### The problem
Of the lines in these entries, how many contain the string "subtype"? Give the number and nothing else.

###

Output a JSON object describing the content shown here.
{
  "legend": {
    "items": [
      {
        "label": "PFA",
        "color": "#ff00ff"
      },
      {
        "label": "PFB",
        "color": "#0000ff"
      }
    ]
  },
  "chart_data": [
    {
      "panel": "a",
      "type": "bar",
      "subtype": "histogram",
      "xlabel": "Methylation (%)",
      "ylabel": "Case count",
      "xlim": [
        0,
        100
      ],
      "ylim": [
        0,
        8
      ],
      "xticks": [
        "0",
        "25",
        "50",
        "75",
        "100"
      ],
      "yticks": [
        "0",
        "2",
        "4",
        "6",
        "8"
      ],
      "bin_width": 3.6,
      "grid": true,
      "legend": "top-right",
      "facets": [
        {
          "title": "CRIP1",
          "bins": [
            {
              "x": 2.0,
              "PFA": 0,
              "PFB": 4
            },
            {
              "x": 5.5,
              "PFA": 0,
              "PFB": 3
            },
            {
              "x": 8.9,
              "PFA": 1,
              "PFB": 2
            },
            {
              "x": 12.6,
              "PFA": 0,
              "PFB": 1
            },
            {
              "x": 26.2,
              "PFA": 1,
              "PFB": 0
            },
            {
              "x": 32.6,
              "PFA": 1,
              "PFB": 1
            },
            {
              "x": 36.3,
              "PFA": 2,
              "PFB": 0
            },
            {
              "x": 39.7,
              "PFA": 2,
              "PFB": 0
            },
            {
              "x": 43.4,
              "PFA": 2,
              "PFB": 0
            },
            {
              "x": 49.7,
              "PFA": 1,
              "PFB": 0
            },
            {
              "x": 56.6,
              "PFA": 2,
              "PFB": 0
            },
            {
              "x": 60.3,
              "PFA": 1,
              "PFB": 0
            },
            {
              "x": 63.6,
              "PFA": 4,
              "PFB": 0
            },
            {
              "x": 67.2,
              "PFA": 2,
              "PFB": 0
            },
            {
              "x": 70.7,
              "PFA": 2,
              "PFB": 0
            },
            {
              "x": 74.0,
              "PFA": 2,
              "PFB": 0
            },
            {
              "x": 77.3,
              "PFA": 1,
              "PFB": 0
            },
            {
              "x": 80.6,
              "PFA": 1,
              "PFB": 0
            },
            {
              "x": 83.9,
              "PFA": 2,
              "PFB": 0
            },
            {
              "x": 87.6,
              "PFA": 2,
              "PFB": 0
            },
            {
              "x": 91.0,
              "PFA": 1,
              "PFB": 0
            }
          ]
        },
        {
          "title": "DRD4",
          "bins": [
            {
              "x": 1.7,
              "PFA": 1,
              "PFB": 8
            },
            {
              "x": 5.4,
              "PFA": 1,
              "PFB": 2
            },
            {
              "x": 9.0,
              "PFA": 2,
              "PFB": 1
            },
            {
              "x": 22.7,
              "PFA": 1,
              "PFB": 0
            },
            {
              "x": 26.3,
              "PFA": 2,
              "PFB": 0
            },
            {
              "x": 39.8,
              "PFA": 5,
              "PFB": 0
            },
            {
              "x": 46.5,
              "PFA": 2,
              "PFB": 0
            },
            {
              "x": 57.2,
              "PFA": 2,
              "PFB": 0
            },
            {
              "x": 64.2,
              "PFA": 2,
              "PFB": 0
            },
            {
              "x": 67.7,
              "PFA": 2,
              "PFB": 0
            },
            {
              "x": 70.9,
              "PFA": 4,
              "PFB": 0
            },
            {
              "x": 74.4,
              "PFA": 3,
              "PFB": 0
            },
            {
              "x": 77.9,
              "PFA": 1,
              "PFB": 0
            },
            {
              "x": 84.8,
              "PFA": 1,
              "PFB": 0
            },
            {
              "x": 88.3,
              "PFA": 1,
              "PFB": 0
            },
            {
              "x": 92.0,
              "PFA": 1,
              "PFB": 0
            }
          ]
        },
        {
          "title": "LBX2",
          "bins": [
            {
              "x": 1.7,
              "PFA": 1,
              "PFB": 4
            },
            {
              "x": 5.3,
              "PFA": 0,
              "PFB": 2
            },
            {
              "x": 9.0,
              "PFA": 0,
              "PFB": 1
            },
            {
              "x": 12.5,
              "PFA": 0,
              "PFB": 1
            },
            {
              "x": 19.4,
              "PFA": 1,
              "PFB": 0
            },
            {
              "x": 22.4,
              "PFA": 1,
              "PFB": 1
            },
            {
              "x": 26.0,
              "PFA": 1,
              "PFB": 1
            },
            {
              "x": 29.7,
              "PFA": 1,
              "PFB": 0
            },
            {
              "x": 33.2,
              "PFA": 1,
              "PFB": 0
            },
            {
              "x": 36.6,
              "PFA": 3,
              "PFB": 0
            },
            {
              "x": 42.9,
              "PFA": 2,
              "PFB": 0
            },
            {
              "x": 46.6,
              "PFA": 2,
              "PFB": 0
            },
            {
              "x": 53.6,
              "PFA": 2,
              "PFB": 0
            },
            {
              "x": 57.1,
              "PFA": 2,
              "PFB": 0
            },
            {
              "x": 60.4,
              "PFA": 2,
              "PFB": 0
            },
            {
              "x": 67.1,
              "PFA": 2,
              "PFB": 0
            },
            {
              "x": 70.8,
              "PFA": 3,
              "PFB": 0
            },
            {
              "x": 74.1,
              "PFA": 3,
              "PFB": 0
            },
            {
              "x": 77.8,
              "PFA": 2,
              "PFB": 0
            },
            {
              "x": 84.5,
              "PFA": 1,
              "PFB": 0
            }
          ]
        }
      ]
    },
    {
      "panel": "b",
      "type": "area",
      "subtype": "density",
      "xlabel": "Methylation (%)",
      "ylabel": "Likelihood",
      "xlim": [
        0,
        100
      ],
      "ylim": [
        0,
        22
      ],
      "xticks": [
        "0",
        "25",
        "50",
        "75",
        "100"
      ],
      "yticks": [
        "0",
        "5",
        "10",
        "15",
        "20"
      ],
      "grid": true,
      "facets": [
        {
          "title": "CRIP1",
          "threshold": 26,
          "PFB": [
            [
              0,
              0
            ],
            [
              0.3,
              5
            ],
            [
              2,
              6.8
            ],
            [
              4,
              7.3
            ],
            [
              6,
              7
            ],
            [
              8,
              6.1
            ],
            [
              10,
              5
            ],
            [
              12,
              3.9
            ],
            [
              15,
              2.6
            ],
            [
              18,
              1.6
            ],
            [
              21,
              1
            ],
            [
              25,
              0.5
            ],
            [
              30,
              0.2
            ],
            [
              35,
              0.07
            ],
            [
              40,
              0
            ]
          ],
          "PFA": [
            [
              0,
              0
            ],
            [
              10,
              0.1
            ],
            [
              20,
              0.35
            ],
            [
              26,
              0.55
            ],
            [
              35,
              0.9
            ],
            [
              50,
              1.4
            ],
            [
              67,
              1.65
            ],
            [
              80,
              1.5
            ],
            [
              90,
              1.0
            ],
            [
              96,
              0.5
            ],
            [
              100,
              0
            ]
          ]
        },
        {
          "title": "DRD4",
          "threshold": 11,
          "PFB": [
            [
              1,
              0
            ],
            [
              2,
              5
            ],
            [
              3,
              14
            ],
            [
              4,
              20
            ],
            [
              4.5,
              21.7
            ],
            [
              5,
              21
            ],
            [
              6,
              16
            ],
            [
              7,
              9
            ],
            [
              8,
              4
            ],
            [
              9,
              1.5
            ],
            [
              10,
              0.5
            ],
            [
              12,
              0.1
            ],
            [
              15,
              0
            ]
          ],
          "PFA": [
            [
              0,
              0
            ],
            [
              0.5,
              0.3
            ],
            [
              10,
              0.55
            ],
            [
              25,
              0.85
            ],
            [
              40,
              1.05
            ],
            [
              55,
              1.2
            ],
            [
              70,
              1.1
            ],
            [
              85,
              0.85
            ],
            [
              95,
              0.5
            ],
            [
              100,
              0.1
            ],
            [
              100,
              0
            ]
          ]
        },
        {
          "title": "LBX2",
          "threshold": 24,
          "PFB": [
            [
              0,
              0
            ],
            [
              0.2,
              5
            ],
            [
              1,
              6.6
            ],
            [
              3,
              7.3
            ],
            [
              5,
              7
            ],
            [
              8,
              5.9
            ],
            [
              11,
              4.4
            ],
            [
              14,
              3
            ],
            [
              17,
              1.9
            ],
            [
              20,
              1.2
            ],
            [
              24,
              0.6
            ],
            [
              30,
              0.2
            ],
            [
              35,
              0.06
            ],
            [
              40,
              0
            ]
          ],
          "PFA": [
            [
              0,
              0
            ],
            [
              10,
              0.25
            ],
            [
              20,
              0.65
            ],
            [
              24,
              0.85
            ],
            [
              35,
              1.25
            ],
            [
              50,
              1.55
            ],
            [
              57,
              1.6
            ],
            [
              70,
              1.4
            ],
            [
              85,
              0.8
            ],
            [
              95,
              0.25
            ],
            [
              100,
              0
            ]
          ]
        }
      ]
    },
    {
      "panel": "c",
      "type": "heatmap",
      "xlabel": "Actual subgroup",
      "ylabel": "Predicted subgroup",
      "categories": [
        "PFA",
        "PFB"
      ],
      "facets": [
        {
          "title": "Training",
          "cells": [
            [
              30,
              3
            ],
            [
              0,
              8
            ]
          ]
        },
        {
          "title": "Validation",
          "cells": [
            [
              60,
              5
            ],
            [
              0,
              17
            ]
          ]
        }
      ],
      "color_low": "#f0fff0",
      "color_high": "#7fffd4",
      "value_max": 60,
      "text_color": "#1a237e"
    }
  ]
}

###

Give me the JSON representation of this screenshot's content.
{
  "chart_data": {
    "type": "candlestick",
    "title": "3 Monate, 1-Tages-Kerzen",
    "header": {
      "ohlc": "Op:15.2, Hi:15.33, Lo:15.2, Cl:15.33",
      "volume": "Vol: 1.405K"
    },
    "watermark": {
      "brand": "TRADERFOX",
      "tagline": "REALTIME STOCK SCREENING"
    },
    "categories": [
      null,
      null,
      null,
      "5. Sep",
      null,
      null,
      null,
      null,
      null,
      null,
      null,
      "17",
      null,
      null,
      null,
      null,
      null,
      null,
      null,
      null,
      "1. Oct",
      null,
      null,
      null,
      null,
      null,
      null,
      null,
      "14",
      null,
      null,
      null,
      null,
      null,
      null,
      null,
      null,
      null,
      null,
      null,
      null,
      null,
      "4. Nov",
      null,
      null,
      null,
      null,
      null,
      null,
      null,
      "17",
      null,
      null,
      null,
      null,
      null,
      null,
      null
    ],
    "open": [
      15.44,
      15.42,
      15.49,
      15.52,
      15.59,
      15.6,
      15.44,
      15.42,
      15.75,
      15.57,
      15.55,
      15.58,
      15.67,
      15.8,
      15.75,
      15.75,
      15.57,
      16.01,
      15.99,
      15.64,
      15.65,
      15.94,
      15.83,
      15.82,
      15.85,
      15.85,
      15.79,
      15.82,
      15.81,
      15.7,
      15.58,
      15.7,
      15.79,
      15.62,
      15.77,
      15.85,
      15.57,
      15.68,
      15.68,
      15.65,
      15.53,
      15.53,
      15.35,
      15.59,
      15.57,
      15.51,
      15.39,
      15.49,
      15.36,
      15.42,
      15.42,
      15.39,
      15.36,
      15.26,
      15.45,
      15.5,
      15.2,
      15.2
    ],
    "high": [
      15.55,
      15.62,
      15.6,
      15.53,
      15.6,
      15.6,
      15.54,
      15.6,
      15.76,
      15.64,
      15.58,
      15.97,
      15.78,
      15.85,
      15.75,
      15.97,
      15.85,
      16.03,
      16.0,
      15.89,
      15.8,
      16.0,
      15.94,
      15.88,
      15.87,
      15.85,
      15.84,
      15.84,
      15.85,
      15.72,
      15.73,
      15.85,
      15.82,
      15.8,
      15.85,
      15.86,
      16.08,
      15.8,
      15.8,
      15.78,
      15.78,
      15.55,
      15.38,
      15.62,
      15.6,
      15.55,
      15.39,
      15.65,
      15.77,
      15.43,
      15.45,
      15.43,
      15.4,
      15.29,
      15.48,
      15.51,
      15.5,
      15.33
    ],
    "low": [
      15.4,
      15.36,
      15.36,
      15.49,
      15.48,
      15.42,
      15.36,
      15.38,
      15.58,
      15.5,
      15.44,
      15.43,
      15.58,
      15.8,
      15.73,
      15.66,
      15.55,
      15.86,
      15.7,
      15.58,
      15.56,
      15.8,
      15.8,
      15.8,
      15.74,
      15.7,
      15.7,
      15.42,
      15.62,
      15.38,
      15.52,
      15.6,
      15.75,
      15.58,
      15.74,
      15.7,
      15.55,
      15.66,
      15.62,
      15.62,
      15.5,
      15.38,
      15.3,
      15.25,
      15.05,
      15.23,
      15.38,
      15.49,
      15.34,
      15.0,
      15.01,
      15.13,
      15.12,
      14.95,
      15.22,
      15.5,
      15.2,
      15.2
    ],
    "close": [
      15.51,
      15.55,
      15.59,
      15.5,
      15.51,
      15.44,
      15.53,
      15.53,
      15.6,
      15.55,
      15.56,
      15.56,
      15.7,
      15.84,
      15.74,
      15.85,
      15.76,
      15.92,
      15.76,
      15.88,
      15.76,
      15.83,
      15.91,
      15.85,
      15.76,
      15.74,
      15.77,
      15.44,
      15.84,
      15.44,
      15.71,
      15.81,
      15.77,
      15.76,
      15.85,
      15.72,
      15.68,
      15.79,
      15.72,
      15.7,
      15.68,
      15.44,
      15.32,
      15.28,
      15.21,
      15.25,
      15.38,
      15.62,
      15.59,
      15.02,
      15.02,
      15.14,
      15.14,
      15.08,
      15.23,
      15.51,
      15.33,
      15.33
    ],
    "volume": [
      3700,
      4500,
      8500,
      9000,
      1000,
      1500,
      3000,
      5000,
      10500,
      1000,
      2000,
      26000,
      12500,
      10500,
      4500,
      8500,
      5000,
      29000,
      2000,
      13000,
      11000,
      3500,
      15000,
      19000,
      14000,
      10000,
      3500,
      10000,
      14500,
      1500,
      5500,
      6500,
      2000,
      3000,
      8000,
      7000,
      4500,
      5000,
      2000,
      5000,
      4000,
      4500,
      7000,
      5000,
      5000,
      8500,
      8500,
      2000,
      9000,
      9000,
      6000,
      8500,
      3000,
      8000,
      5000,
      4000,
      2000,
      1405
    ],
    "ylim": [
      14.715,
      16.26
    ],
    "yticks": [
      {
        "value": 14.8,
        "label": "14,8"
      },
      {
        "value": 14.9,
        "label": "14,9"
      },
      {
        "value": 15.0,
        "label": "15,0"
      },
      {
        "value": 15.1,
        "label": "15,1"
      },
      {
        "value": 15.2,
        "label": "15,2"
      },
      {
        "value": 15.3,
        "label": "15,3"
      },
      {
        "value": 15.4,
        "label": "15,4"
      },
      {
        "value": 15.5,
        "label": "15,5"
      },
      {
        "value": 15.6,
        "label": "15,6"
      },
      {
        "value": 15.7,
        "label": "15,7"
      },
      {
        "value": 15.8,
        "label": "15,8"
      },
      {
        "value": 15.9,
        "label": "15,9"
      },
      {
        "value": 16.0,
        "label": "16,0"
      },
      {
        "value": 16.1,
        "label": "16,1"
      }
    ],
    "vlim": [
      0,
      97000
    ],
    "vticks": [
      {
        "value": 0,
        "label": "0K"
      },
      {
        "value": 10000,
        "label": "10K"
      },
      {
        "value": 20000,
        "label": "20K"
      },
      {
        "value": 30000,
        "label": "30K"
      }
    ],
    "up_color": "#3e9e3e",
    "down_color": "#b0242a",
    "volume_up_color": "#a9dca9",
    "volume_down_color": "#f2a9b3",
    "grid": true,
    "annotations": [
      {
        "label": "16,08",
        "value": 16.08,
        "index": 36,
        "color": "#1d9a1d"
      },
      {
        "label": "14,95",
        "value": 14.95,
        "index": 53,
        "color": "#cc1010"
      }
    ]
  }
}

###

### Answer to the problem
2